Stored data entries
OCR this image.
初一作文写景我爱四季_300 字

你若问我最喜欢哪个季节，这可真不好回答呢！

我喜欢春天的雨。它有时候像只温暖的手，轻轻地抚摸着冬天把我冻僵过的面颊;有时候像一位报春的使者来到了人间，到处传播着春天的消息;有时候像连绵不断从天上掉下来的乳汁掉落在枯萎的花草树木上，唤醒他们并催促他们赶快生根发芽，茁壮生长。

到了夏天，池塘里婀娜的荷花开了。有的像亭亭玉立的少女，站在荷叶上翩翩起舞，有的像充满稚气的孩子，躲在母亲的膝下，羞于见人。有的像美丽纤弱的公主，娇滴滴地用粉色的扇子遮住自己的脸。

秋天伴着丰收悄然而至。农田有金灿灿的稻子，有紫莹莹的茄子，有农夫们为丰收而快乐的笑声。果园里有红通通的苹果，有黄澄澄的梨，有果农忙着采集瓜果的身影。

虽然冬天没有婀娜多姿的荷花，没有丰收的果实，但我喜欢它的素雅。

• TASK DESCRIPTION
Give a word-for-word copy of the records.

• REPLY
OCR this image.
初一作文写景我爱四季_300 字

你若问我最喜欢哪个季节，这可真不好回答呢！

我喜欢春天的雨。它有时候像只温暖的手，轻轻地抚摸着冬天把我冻僵过的面颊;有时候像一位报春的使者来到了人间，到处传播着春天的消息;有时候像连绵不断从天上掉下来的乳汁掉落在枯萎的花草树木上，唤醒他们并催促他们赶快生根发芽，茁壮生长。

到了夏天，池塘里婀娜的荷花开了。有的像亭亭玉立的少女，站在荷叶上翩翩起舞，有的像充满稚气的孩子，躲在母亲的膝下，羞于见人。有的像美丽纤弱的公主，娇滴滴地用粉色的扇子遮住自己的脸。

秋天伴着丰收悄然而至。农田有金灿灿的稻子，有紫莹莹的茄子，有农夫们为丰收而快乐的笑声。果园里有红通通的苹果，有黄澄澄的梨，有果农忙着采集瓜果的身影。

虽然冬天没有婀娜多姿的荷花，没有丰收的果实，但我喜欢它的素雅。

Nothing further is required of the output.